§ Document source
---+---

Je vous propose, durant l'été, de relire quelques extraits d'un ouvrage de jeunesse de Nietzsche :
Sur l'avenir de nos établissements d'enseignement, ouvrage relativement peu lu et étudié du corpus nietzschéen (et pour cause, sans doute !), dans lequel il s'est fixé pour objectif de découvrir la source de la décadence des établissement d'éducation.
"Qu'on me permette de deviner l'avenir, comme un haruspice romain, dans les entrailles du présent" déclare-t-il dans la préface. On ne doutera pas, en relisant ce texte, qu'il fût doté au plus haut point de cette capacité de comprendre les grands mouvements d'une civilisation. Ce qu'il pressentait en 1872, c'est ce que nous pouvons connaitre par expérience, en 2008. Ce qu'il redoutait, à une époque où l'université produisait encore quelques hommes réellement cultivés, nous ne sommes même plus conscients d'en être les spectateurs, comme si les eaux sombres de la culture journalistique nous avaient entièrement recouverts, depuis déjà longtemps.
Première conférence.
"Nous vivions alors dans la certitude naïve que quiconque, dans une université, a rang et dignité de philosophe est aussi philosophe : oui, nous étions inexpérimentés et mal instruits."
"J'ai déjà dit que cette manière de se satisfaire du moment sans songer à un but, de se bercer sur le fauteuil à bascule de l'instant, ne peut que sembler presque incroyable, en tout cas blâmable à l'époque actuelle qui se détourne de tout ce qui est inutile. Comme nous étions inutiles ! Et comme nous étions fiers d'être à tel point inutiles ! Nous aurions pu rivaliser à qui aurait la gloire d'être le plus inutile des deux. Nous voulions ne rien signifier, ne rien représenter, ne rien nous proposer, nous voulions être sans avenir, rien que des bons à rien confortablement allongés sur le seuil du présent - et nous l'étions. Heureux étions-nous !"

---+---

§ Relevés bruts

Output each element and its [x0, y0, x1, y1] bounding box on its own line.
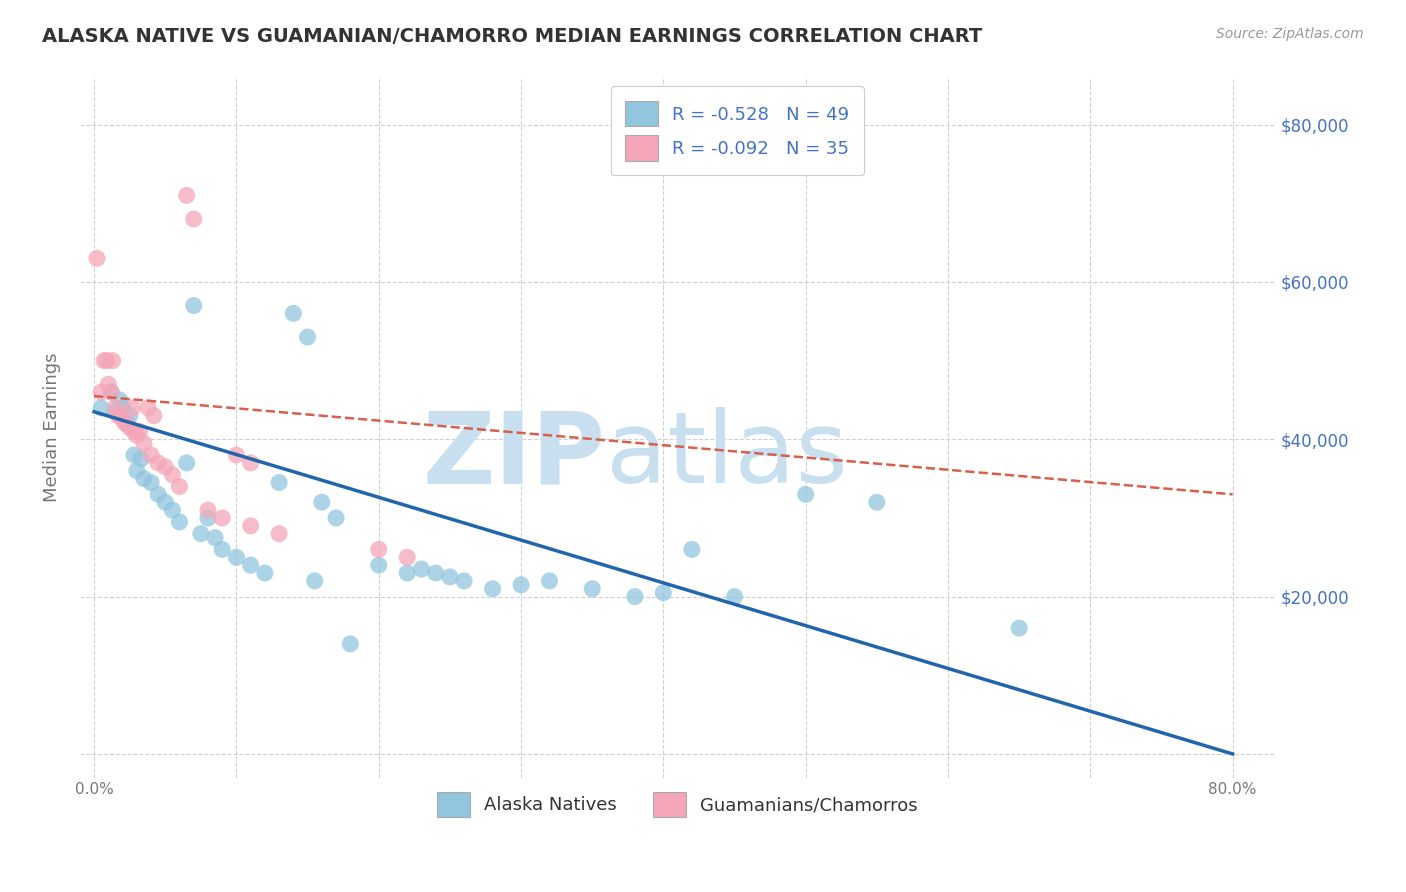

---+---

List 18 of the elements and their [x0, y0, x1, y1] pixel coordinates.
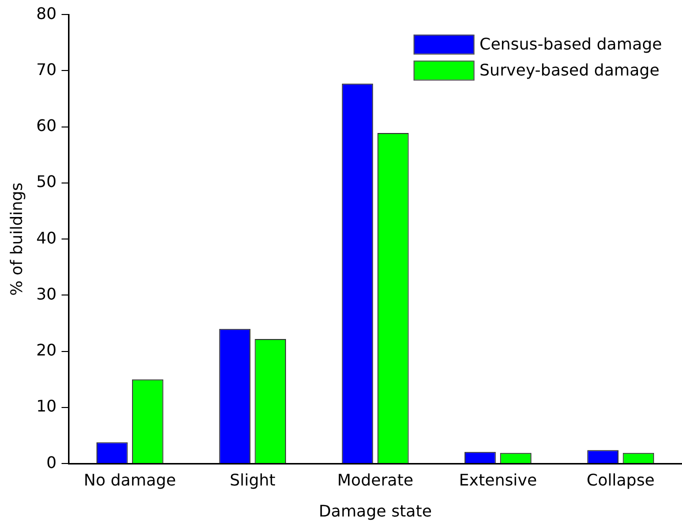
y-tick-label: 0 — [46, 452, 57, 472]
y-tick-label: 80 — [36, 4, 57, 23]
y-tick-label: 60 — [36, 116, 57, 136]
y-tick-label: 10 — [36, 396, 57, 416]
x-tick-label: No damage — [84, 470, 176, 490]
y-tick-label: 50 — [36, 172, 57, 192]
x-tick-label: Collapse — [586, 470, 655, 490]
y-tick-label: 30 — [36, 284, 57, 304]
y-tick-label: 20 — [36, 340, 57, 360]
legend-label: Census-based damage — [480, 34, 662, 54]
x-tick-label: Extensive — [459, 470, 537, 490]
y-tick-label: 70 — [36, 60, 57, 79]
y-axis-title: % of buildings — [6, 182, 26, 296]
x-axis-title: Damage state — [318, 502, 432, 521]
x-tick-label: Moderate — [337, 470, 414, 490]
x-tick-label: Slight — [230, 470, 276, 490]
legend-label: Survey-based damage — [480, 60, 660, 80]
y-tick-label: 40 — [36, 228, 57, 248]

---+---

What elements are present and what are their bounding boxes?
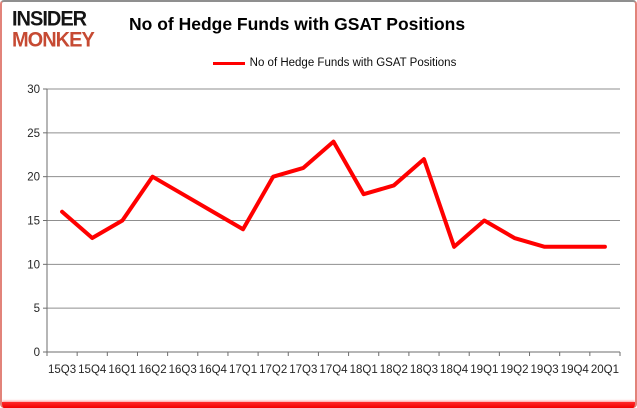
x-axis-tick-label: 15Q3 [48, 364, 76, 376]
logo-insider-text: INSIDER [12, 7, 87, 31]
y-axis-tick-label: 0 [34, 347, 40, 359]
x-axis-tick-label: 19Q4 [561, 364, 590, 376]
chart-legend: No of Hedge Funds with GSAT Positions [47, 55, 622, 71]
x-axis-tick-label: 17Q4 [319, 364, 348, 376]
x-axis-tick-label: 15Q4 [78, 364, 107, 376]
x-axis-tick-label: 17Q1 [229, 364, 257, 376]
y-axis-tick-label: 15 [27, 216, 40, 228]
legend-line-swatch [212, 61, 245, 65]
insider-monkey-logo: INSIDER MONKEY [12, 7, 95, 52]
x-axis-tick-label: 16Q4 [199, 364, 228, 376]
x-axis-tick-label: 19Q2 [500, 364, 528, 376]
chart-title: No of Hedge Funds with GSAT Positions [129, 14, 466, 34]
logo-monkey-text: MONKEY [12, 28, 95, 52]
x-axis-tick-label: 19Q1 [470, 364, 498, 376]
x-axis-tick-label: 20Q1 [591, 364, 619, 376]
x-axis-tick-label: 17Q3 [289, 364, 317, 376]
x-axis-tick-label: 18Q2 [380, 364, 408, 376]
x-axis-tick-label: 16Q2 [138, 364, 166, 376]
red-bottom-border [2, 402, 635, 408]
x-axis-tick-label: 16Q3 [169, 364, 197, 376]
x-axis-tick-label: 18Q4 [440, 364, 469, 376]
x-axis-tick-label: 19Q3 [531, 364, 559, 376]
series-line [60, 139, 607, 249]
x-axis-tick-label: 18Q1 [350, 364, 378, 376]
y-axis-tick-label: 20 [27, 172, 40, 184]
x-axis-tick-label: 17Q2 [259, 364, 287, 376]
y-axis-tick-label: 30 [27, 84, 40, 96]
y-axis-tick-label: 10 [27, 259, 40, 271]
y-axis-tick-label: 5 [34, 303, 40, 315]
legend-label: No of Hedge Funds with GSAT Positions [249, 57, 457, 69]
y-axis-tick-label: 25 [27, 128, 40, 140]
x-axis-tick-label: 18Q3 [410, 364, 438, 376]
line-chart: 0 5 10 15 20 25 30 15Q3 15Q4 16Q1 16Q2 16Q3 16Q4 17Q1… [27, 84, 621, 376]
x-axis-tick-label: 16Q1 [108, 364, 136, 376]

---+---

§ Liste des tâches
1 - Résumez en deux phrases le texte sur l'ouvrage de jeunesse de Nietzsche.
2 - Dans le texte sur l'ouvrage de jeunesse de Nietzsche, à qui celui-ci se compare-t-il dans la préface pour deviner l'avenir ?
3 - Poursuivez le texte sur l'ouvrage de jeunesse de Nietzsche à la suite de la dernière citation.

§ Réponses attendues
1 - Le texte propose de relire pendant l'été des extraits de « Sur l'avenir de nos établissements d'enseignement », un ouvrage de jeunesse de Nietzsche peu lu, dans lequel il cherche la source de la décadence des établissements d'éducation. Il estime que ce que Nietzsche pressentait en 1872 peut être connu par expérience en 2008, puis cite deux passages de la première conférence, dont l'un évoque la fierté d'avoir été inutiles.

2 - À un haruspice romain, lisant l'avenir dans les entrailles du présent.

3 -
"Il m'a paru qu'il fallait distinguer deux directions principales : deux courants en apparence opposés, pareillement néfastes dans leurs effets, réunis dans leurs résultats, dominent actuellement nos établissements d'enseignement : la tendance à l'
extension, à l'
élargissement maximal de la culture, et la tendance à la
réduction, à l'
affaiblissement de la culture elle-même. La culture, pour diverses raisons, doit être étendue aux milieux les plus vastes, voilà ce qu'exige une tendance. L'autre invite au contraire à abdiquer ses ambitions les plus hautes, les plus nobles, les plus sublimes, et à se mettre avec modestie au service de n'importe quelle autre forme de vie, l'Etat par exemple."
A suivre...
Nietzsche,
Sur l'avenir de nos établissements d'enseignement. Première conférence. (Trad. Jean-Louis Backès, La Pléiade)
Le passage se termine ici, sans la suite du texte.